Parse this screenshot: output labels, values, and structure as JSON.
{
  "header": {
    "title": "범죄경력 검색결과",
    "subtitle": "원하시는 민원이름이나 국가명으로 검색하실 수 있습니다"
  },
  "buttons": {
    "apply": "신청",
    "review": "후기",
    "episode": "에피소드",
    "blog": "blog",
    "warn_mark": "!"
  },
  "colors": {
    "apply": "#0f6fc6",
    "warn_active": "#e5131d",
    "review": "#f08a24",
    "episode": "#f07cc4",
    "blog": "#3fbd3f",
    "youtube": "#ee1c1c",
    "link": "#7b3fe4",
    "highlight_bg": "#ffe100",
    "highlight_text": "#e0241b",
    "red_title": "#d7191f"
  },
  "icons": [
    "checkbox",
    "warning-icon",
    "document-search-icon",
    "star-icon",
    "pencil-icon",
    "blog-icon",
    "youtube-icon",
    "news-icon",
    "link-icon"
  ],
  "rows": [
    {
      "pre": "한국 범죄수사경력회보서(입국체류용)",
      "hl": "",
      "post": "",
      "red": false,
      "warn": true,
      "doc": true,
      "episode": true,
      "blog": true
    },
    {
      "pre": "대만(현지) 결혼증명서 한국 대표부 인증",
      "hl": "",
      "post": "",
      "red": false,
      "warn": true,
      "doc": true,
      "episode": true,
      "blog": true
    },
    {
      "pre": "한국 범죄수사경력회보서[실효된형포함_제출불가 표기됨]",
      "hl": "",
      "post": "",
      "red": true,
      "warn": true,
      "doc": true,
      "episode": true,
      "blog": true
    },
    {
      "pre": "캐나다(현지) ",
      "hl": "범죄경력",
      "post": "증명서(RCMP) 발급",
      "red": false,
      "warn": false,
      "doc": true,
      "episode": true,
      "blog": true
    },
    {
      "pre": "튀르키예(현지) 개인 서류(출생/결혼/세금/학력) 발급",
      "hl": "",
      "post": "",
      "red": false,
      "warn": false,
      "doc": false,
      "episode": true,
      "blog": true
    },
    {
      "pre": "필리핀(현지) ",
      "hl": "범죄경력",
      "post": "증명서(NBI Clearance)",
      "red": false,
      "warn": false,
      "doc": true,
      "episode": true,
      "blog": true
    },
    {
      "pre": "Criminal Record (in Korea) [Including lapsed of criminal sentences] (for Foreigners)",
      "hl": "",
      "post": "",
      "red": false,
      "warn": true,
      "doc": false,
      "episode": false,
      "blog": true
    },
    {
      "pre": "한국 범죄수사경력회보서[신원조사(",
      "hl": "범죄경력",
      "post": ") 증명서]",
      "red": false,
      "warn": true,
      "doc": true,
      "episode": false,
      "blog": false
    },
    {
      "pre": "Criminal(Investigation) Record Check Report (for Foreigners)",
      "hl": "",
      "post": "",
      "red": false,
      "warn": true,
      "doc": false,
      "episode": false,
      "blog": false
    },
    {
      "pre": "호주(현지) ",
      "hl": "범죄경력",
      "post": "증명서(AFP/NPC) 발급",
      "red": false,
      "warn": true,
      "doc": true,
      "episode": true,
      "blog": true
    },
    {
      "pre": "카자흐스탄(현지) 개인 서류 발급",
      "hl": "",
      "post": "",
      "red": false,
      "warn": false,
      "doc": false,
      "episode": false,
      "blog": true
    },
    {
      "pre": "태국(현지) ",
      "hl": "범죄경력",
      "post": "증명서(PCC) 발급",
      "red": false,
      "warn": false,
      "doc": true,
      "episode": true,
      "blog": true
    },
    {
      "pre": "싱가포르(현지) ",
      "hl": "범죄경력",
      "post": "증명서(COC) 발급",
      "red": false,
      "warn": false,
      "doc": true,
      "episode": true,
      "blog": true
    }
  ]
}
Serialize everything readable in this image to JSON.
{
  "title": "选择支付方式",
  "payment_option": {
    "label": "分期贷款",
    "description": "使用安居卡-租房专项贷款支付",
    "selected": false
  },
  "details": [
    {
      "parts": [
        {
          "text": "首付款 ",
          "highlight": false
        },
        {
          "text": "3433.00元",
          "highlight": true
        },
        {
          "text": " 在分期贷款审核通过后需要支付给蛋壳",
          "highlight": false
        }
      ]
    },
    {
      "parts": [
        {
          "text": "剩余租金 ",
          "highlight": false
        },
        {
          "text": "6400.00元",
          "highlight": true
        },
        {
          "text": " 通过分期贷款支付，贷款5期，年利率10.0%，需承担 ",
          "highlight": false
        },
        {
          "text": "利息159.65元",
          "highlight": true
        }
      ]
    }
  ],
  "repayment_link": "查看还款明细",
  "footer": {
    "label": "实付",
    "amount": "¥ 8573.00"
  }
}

━━━━━━━━━━━━━━━━━━━━

Extract the full listing above without altering anything.

Parse this screenshot: output labels, values, and structure as JSON.
{
  "header": {
    "title": "범죄경력 검색결과",
    "subtitle": "원하시는 민원이름이나 국가명으로 검색하실 수 있습니다"
  },
  "buttons": {
    "apply": "신청",
    "review": "후기",
    "episode": "에피소드",
    "blog": "blog",
    "warn_mark": "!"
  },
  "colors": {
    "apply": "#0f6fc6",
    "warn_active": "#e5131d",
    "review": "#f08a24",
    "episode": "#f07cc4",
    "blog": "#3fbd3f",
    "youtube": "#ee1c1c",
    "link": "#7b3fe4",
    "highlight_bg": "#ffe100",
    "highlight_text": "#e0241b",
    "red_title": "#d7191f"
  },
  "icons": [
    "checkbox",
    "warning-icon",
    "document-search-icon",
    "star-icon",
    "pencil-icon",
    "blog-icon",
    "youtube-icon",
    "news-icon",
    "link-icon"
  ],
  "rows": [
    {
      "pre": "한국 범죄수사경력회보서(입국체류용)",
      "hl": "",
      "post": "",
      "red": false,
      "warn": true,
      "doc": true,
      "episode": true,
      "blog": true
    },
    {
      "pre": "대만(현지) 결혼증명서 한국 대표부 인증",
      "hl": "",
      "post": "",
      "red": false,
      "warn": true,
      "doc": true,
      "episode": true,
      "blog": true
    },
    {
      "pre": "한국 범죄수사경력회보서[실효된형포함_제출불가 표기됨]",
      "hl": "",
      "post": "",
      "red": true,
      "warn": true,
      "doc": true,
      "episode": true,
      "blog": true
    },
    {
      "pre": "캐나다(현지) ",
      "hl": "범죄경력",
      "post": "증명서(RCMP) 발급",
      "red": false,
      "warn": false,
      "doc": true,
      "episode": true,
      "blog": true
    },
    {
      "pre": "튀르키예(현지) 개인 서류(출생/결혼/세금/학력) 발급",
      "hl": "",
      "post": "",
      "red": false,
      "warn": false,
      "doc": false,
      "episode": true,
      "blog": true
    },
    {
      "pre": "필리핀(현지) ",
      "hl": "범죄경력",
      "post": "증명서(NBI Clearance)",
      "red": false,
      "warn": false,
      "doc": true,
      "episode": true,
      "blog": true
    },
    {
      "pre": "Criminal Record (in Korea) [Including lapsed of criminal sentences] (for Foreigners)",
      "hl": "",
      "post": "",
      "red": false,
      "warn": true,
      "doc": false,
      "episode": false,
      "blog": true
    },
    {
      "pre": "한국 범죄수사경력회보서[신원조사(",
      "hl": "범죄경력",
      "post": ") 증명서]",
      "red": false,
      "warn": true,
      "doc": true,
      "episode": false,
      "blog": false
    },
    {
      "pre": "Criminal(Investigation) Record Check Report (for Foreigners)",
      "hl": "",
      "post": "",
      "red": false,
      "warn": true,
      "doc": false,
      "episode": false,
      "blog": false
    },
    {
      "pre": "호주(현지) ",
      "hl": "범죄경력",
      "post": "증명서(AFP/NPC) 발급",
      "red": false,
      "warn": true,
      "doc": true,
      "episode": true,
      "blog": true
    },
    {
      "pre": "카자흐스탄(현지) 개인 서류 발급",
      "hl": "",
      "post": "",
      "red": false,
      "warn": false,
      "doc": false,
      "episode": false,
      "blog": true
    },
    {
      "pre": "태국(현지) ",
      "hl": "범죄경력",
      "post": "증명서(PCC) 발급",
      "red": false,
      "warn": false,
      "doc": true,
      "episode": true,
      "blog": true
    },
    {
      "pre": "싱가포르(현지) ",
      "hl": "범죄경력",
      "post": "증명서(COC) 발급",
      "red": false,
      "warn": false,
      "doc": true,
      "episode": true,
      "blog": true
    }
  ]
}
Serialize everything readable in this image to JSON.
{
  "title": "选择支付方式",
  "payment_option": {
    "label": "分期贷款",
    "description": "使用安居卡-租房专项贷款支付",
    "selected": false
  },
  "details": [
    {
      "parts": [
        {
          "text": "首付款 ",
          "highlight": false
        },
        {
          "text": "3433.00元",
          "highlight": true
        },
        {
          "text": " 在分期贷款审核通过后需要支付给蛋壳",
          "highlight": false
        }
      ]
    },
    {
      "parts": [
        {
          "text": "剩余租金 ",
          "highlight": false
        },
        {
          "text": "6400.00元",
          "highlight": true
        },
        {
          "text": " 通过分期贷款支付，贷款5期，年利率10.0%，需承担 ",
          "highlight": false
        },
        {
          "text": "利息159.65元",
          "highlight": true
        }
      ]
    }
  ],
  "repayment_link": "查看还款明细",
  "footer": {
    "label": "实付",
    "amount": "¥ 8573.00"
  }
}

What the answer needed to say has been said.